:: The task ::
All entries should be output exactly as they stand.

:: Available data ::
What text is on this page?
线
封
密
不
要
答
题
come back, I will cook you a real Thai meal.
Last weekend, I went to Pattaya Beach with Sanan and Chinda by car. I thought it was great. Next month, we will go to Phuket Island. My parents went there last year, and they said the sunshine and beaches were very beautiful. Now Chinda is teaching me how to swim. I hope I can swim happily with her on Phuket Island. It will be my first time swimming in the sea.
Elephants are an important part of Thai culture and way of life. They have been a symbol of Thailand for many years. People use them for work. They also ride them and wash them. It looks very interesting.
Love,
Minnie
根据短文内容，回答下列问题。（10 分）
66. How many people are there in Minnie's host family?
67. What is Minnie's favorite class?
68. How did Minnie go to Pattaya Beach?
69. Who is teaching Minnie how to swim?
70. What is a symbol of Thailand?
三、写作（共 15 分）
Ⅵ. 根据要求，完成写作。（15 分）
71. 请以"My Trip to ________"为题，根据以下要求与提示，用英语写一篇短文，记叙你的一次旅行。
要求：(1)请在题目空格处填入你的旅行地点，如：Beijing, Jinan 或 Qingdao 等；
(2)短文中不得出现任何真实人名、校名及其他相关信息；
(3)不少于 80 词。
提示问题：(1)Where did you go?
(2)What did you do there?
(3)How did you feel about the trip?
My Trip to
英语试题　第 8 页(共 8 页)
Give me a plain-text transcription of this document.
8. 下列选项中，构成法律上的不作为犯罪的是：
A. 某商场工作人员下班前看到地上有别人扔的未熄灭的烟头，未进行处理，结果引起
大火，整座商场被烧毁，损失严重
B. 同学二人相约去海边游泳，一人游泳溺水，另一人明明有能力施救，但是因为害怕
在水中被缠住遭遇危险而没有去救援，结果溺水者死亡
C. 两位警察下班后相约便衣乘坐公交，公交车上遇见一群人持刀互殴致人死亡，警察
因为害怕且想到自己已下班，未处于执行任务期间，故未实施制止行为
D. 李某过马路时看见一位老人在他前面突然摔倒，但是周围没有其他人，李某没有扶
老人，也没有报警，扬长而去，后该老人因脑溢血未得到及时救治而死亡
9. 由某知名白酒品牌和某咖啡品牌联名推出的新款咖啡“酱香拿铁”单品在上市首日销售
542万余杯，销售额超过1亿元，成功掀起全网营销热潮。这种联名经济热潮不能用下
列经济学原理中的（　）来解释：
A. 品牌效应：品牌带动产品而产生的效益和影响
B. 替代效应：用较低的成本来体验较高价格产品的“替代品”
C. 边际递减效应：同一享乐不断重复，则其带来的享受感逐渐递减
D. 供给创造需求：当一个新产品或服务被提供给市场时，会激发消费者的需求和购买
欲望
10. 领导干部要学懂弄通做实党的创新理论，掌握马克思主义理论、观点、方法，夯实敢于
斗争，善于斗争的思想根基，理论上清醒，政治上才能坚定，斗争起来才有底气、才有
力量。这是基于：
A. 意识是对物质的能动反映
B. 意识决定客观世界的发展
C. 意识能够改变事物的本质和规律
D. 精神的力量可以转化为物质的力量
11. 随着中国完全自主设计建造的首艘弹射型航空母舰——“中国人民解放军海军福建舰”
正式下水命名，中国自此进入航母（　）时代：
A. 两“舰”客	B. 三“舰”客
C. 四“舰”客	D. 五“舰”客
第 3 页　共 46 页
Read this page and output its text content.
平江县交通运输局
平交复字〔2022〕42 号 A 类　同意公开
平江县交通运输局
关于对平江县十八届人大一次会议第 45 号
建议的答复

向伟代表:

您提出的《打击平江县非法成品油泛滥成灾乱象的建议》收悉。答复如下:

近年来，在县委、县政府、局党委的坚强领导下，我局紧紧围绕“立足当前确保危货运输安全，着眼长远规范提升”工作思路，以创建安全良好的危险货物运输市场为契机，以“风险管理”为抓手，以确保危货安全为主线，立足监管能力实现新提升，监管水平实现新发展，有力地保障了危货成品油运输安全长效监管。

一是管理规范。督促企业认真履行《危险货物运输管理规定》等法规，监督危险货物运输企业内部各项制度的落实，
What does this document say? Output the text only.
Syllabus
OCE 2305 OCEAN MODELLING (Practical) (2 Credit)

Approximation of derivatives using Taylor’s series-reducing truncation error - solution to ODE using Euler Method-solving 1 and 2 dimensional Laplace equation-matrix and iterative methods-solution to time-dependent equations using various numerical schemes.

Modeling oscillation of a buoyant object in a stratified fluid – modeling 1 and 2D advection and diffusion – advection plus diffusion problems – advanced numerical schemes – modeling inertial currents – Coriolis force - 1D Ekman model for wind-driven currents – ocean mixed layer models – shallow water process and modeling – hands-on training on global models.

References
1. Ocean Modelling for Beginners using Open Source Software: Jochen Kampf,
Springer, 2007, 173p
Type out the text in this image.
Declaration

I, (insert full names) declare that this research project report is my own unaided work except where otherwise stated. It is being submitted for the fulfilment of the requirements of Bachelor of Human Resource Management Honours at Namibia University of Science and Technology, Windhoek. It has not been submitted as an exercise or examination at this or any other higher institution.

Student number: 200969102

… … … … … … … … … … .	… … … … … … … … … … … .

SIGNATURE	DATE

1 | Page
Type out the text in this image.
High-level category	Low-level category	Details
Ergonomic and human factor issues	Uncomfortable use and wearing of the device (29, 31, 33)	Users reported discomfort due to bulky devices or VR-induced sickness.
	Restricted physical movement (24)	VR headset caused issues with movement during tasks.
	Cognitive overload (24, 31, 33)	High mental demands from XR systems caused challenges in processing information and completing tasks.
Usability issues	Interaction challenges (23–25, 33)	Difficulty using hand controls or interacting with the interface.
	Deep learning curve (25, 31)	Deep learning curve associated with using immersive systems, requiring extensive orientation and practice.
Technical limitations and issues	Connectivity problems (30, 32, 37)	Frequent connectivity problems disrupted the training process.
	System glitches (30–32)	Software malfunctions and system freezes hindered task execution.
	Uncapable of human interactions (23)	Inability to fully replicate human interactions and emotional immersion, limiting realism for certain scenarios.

:: Exercise result ::
What text is on this page?
线
封
密
不
要
答
题
come back, I will cook you a real Thai meal.
Last weekend, I went to Pattaya Beach with Sanan and Chinda by car. I thought it was great. Next month, we will go to Phuket Island. My parents went there last year, and they said the sunshine and beaches were very beautiful. Now Chinda is teaching me how to swim. I hope I can swim happily with her on Phuket Island. It will be my first time swimming in the sea.
Elephants are an important part of Thai culture and way of life. They have been a symbol of Thailand for many years. People use them for work. They also ride them and wash them. It looks very interesting.
Love,
Minnie
根据短文内容，回答下列问题。（10 分）
66. How many people are there in Minnie's host family?
67. What is Minnie's favorite class?
68. How did Minnie go to Pattaya Beach?
69. Who is teaching Minnie how to swim?
70. What is a symbol of Thailand?
三、写作（共 15 分）
Ⅵ. 根据要求，完成写作。（15 分）
71. 请以"My Trip to ________"为题，根据以下要求与提示，用英语写一篇短文，记叙你的一次旅行。
要求：(1)请在题目空格处填入你的旅行地点，如：Beijing, Jinan 或 Qingdao 等；
(2)短文中不得出现任何真实人名、校名及其他相关信息；
(3)不少于 80 词。
提示问题：(1)Where did you go?
(2)What did you do there?
(3)How did you feel about the trip?
My Trip to
英语试题　第 8 页(共 8 页)
Give me a plain-text transcription of this document.
8. 下列选项中，构成法律上的不作为犯罪的是：
A. 某商场工作人员下班前看到地上有别人扔的未熄灭的烟头，未进行处理，结果引起
大火，整座商场被烧毁，损失严重
B. 同学二人相约去海边游泳，一人游泳溺水，另一人明明有能力施救，但是因为害怕
在水中被缠住遭遇危险而没有去救援，结果溺水者死亡
C. 两位警察下班后相约便衣乘坐公交，公交车上遇见一群人持刀互殴致人死亡，警察
因为害怕且想到自己已下班，未处于执行任务期间，故未实施制止行为
D. 李某过马路时看见一位老人在他前面突然摔倒，但是周围没有其他人，李某没有扶
老人，也没有报警，扬长而去，后该老人因脑溢血未得到及时救治而死亡
9. 由某知名白酒品牌和某咖啡品牌联名推出的新款咖啡“酱香拿铁”单品在上市首日销售
542万余杯，销售额超过1亿元，成功掀起全网营销热潮。这种联名经济热潮不能用下
列经济学原理中的（　）来解释：
A. 品牌效应：品牌带动产品而产生的效益和影响
B. 替代效应：用较低的成本来体验较高价格产品的“替代品”
C. 边际递减效应：同一享乐不断重复，则其带来的享受感逐渐递减
D. 供给创造需求：当一个新产品或服务被提供给市场时，会激发消费者的需求和购买
欲望
10. 领导干部要学懂弄通做实党的创新理论，掌握马克思主义理论、观点、方法，夯实敢于
斗争，善于斗争的思想根基，理论上清醒，政治上才能坚定，斗争起来才有底气、才有
力量。这是基于：
A. 意识是对物质的能动反映
B. 意识决定客观世界的发展
C. 意识能够改变事物的本质和规律
D. 精神的力量可以转化为物质的力量
11. 随着中国完全自主设计建造的首艘弹射型航空母舰——“中国人民解放军海军福建舰”
正式下水命名，中国自此进入航母（　）时代：
A. 两“舰”客	B. 三“舰”客
C. 四“舰”客	D. 五“舰”客
第 3 页　共 46 页
Read this page and output its text content.
平江县交通运输局
平交复字〔2022〕42 号 A 类　同意公开
平江县交通运输局
关于对平江县十八届人大一次会议第 45 号
建议的答复

向伟代表:

您提出的《打击平江县非法成品油泛滥成灾乱象的建议》收悉。答复如下:

近年来，在县委、县政府、局党委的坚强领导下，我局紧紧围绕“立足当前确保危货运输安全，着眼长远规范提升”工作思路，以创建安全良好的危险货物运输市场为契机，以“风险管理”为抓手，以确保危货安全为主线，立足监管能力实现新提升，监管水平实现新发展，有力地保障了危货成品油运输安全长效监管。

一是管理规范。督促企业认真履行《危险货物运输管理规定》等法规，监督危险货物运输企业内部各项制度的落实，
What does this document say? Output the text only.
Syllabus
OCE 2305 OCEAN MODELLING (Practical) (2 Credit)

Approximation of derivatives using Taylor’s series-reducing truncation error - solution to ODE using Euler Method-solving 1 and 2 dimensional Laplace equation-matrix and iterative methods-solution to time-dependent equations using various numerical schemes.

Modeling oscillation of a buoyant object in a stratified fluid – modeling 1 and 2D advection and diffusion – advection plus diffusion problems – advanced numerical schemes – modeling inertial currents – Coriolis force - 1D Ekman model for wind-driven currents – ocean mixed layer models – shallow water process and modeling – hands-on training on global models.

References
1. Ocean Modelling for Beginners using Open Source Software: Jochen Kampf,
Springer, 2007, 173p
Type out the text in this image.
Declaration

I, (insert full names) declare that this research project report is my own unaided work except where otherwise stated. It is being submitted for the fulfilment of the requirements of Bachelor of Human Resource Management Honours at Namibia University of Science and Technology, Windhoek. It has not been submitted as an exercise or examination at this or any other higher institution.

Student number: 200969102

… … … … … … … … … … .	… … … … … … … … … … … .

SIGNATURE	DATE

1 | Page
Type out the text in this image.
High-level category	Low-level category	Details
Ergonomic and human factor issues	Uncomfortable use and wearing of the device (29, 31, 33)	Users reported discomfort due to bulky devices or VR-induced sickness.
	Restricted physical movement (24)	VR headset caused issues with movement during tasks.
	Cognitive overload (24, 31, 33)	High mental demands from XR systems caused challenges in processing information and completing tasks.
Usability issues	Interaction challenges (23–25, 33)	Difficulty using hand controls or interacting with the interface.
	Deep learning curve (25, 31)	Deep learning curve associated with using immersive systems, requiring extensive orientation and practice.
Technical limitations and issues	Connectivity problems (30, 32, 37)	Frequent connectivity problems disrupted the training process.
	System glitches (30–32)	Software malfunctions and system freezes hindered task execution.
	Uncapable of human interactions (23)	Inability to fully replicate human interactions and emotional immersion, limiting realism for certain scenarios.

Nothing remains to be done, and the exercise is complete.